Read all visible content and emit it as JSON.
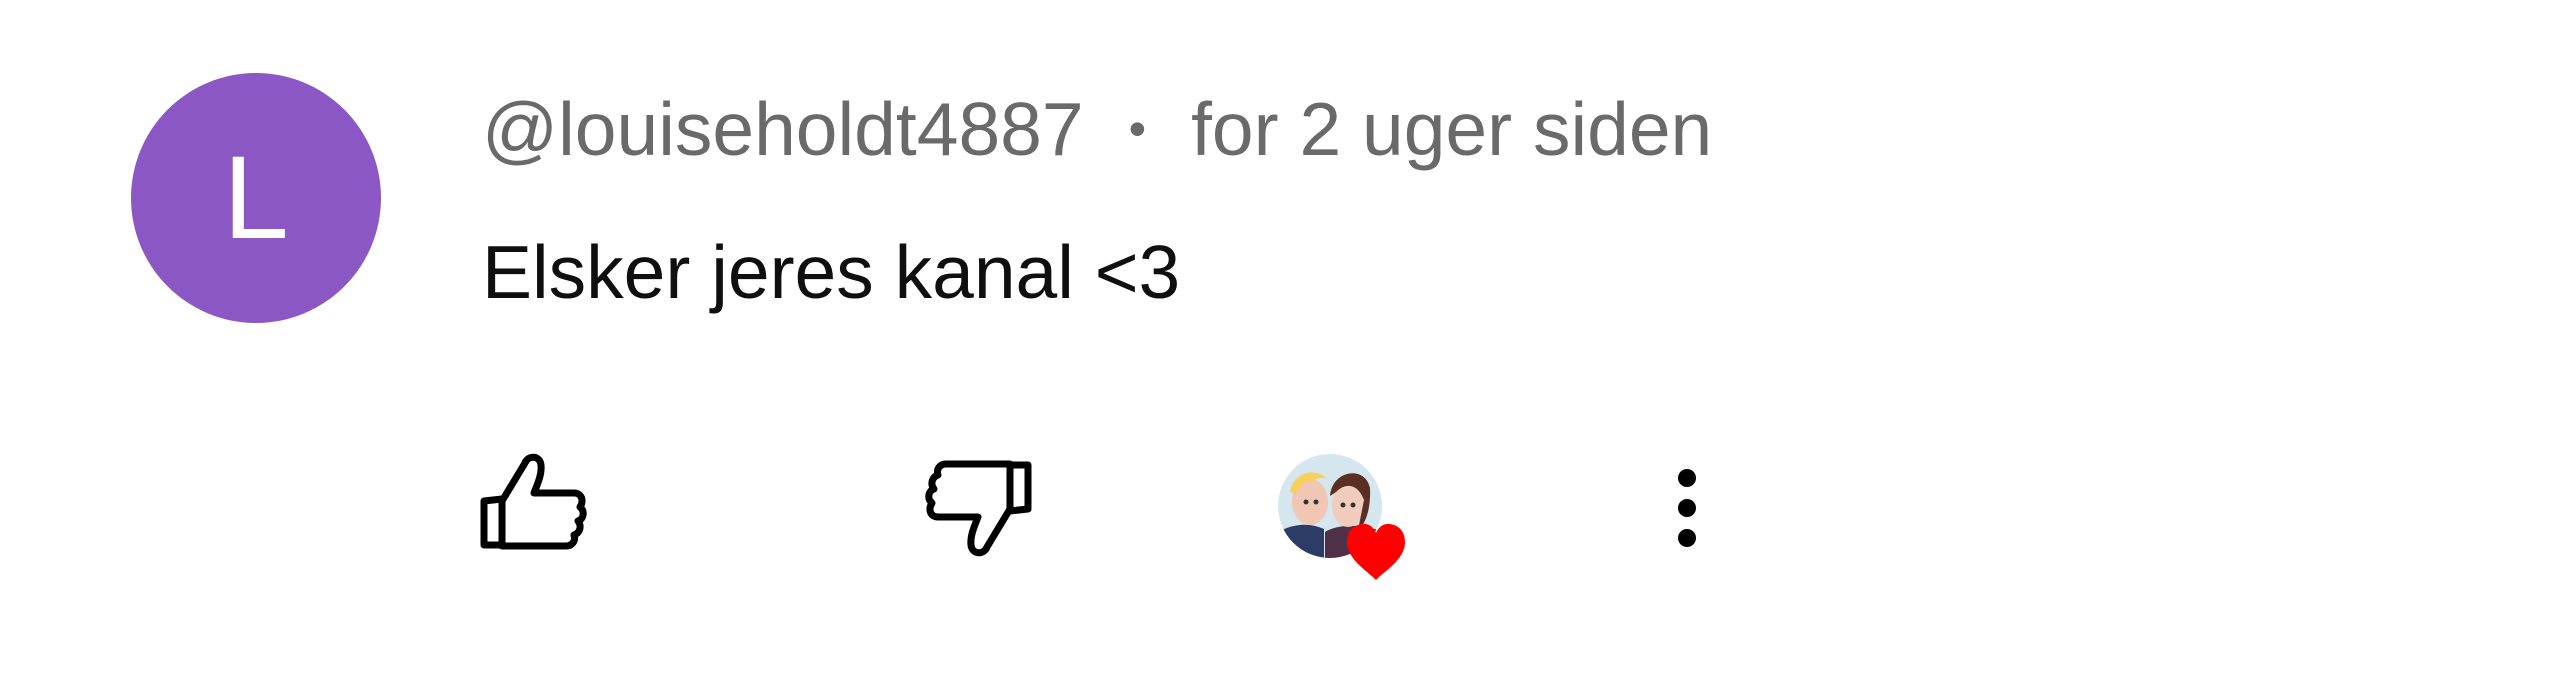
{
  "comment": {
    "avatar_letter": "L",
    "author": "@louiseholdt4887",
    "separator": "•",
    "timestamp": "for 2 uger siden",
    "text": "Elsker jeres kanal <3"
  },
  "actions": {
    "like_icon": "thumb-up-icon",
    "dislike_icon": "thumb-down-icon",
    "creator_heart_icon": "creator-heart-icon",
    "more_icon": "more-vertical-icon"
  },
  "colors": {
    "avatar": "#8b57c4",
    "meta_text": "#6a6a6a",
    "body_text": "#0f0f0f",
    "heart": "#ff0000"
  }
}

**WHAT TO PRODUCE:**
Retype everything in the material word for word, minus pictures.

**EXERCISE RESPONSE:**
Read all visible content and emit it as JSON.
{
  "comment": {
    "avatar_letter": "L",
    "author": "@louiseholdt4887",
    "separator": "•",
    "timestamp": "for 2 uger siden",
    "text": "Elsker jeres kanal <3"
  },
  "actions": {
    "like_icon": "thumb-up-icon",
    "dislike_icon": "thumb-down-icon",
    "creator_heart_icon": "creator-heart-icon",
    "more_icon": "more-vertical-icon"
  },
  "colors": {
    "avatar": "#8b57c4",
    "meta_text": "#6a6a6a",
    "body_text": "#0f0f0f",
    "heart": "#ff0000"
  }
}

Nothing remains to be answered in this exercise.